-- start Dataset excerpts --

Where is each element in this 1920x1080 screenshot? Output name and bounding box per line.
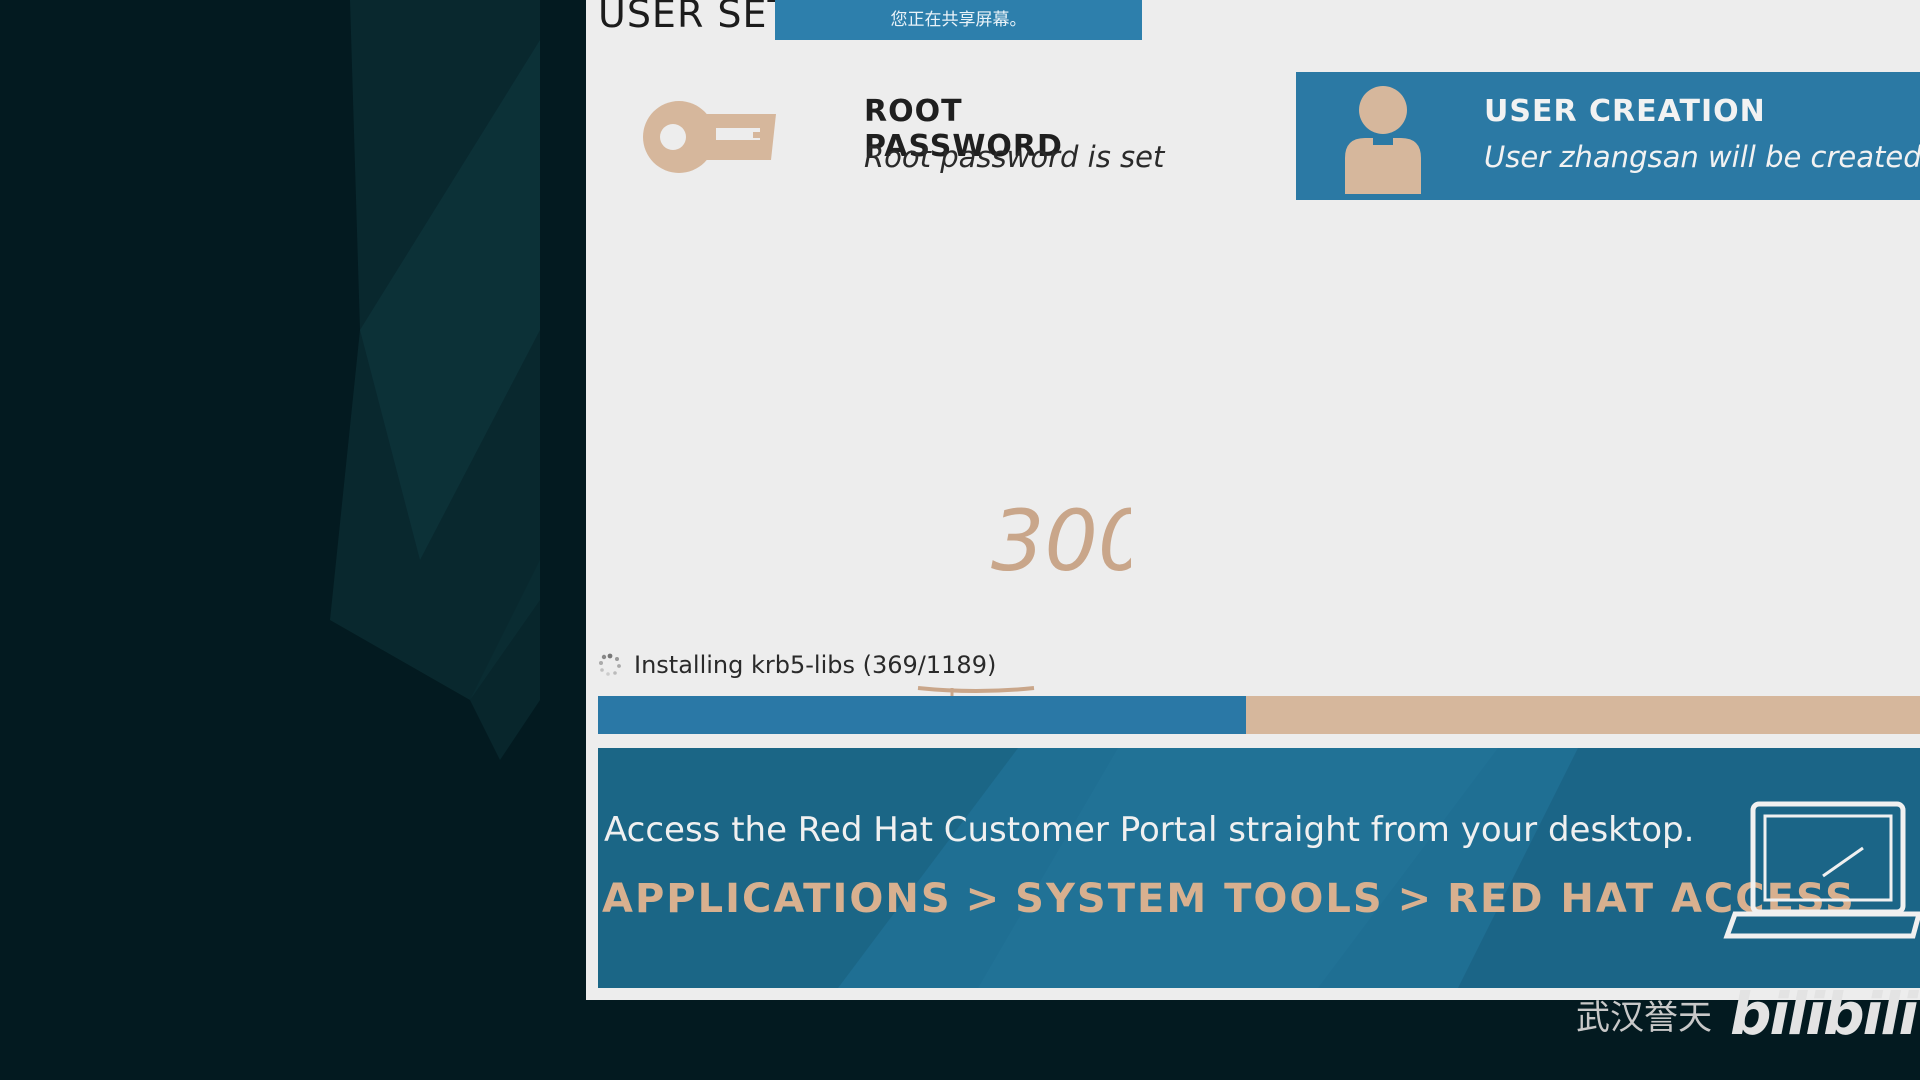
user-creation-status: User zhangsan will be created [1484,140,1920,174]
progress-status-text: Installing krb5-libs (369/1189) [634,651,997,679]
installer-window: USER SET 您正在共享屏幕。 ROOT PASSWORD Root pas… [586,0,1920,1000]
red-hat-access-banner: Access the Red Hat Customer Portal strai… [598,748,1920,988]
banner-message: Access the Red Hat Customer Portal strai… [604,810,1695,850]
user-creation-spoke[interactable]: USER CREATION User zhangsan will be crea… [1296,72,1920,200]
root-password-spoke[interactable]: ROOT PASSWORD Root password is set [641,80,1165,200]
annotation-text: 300 [991,492,1131,590]
menu-path-applications: APPLICATIONS [602,876,952,922]
menu-path-system-tools: SYSTEM TOOLS [1015,876,1384,922]
root-password-status: Root password is set [864,140,1165,174]
progress-bar-fill [598,696,1246,734]
watermark-author: 武汉誉天 [1576,997,1712,1038]
laptop-icon [1723,801,1920,939]
user-icon [1345,86,1421,194]
spinner-icon [599,653,621,676]
menu-path-separator: > [965,876,1002,922]
screen-share-banner: 您正在共享屏幕。 [775,0,1142,40]
bilibili-logo: bilibili [1730,980,1918,1048]
handwritten-annotation: 300 [991,492,1131,590]
progress-status: Installing krb5-libs (369/1189) [598,648,996,682]
user-creation-title: USER CREATION [1484,94,1766,129]
menu-path: APPLICATIONS > SYSTEM TOOLS > RED HAT AC… [602,876,1856,922]
key-icon [643,101,776,173]
progress-bar [598,696,1920,734]
banner-texture [598,748,1920,988]
section-title: USER SET [598,0,792,36]
menu-path-separator: > [1397,876,1434,922]
video-watermark: 武汉誉天 bilibili [1576,980,1918,1048]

-- end Dataset excerpts --

- Stated task: Reproduce the records starting at the line that contains "user-creation-status: User zhangsan" and ending at the line that contains "menu-path-applications: APPLICATIONS [602,876,952,922]", with "annotation-text" changed to "annotation-label" and nothing else altered.

- Complete answer:
user-creation-status: User zhangsan will be created [1484,140,1920,174]
progress-status-text: Installing krb5-libs (369/1189) [634,651,997,679]
installer-window: USER SET 您正在共享屏幕。 ROOT PASSWORD Root pas… [586,0,1920,1000]
red-hat-access-banner: Access the Red Hat Customer Portal strai… [598,748,1920,988]
banner-message: Access the Red Hat Customer Portal strai… [604,810,1695,850]
user-creation-spoke[interactable]: USER CREATION User zhangsan will be crea… [1296,72,1920,200]
root-password-spoke[interactable]: ROOT PASSWORD Root password is set [641,80,1165,200]
annotation-label: 300 [991,492,1131,590]
menu-path-applications: APPLICATIONS [602,876,952,922]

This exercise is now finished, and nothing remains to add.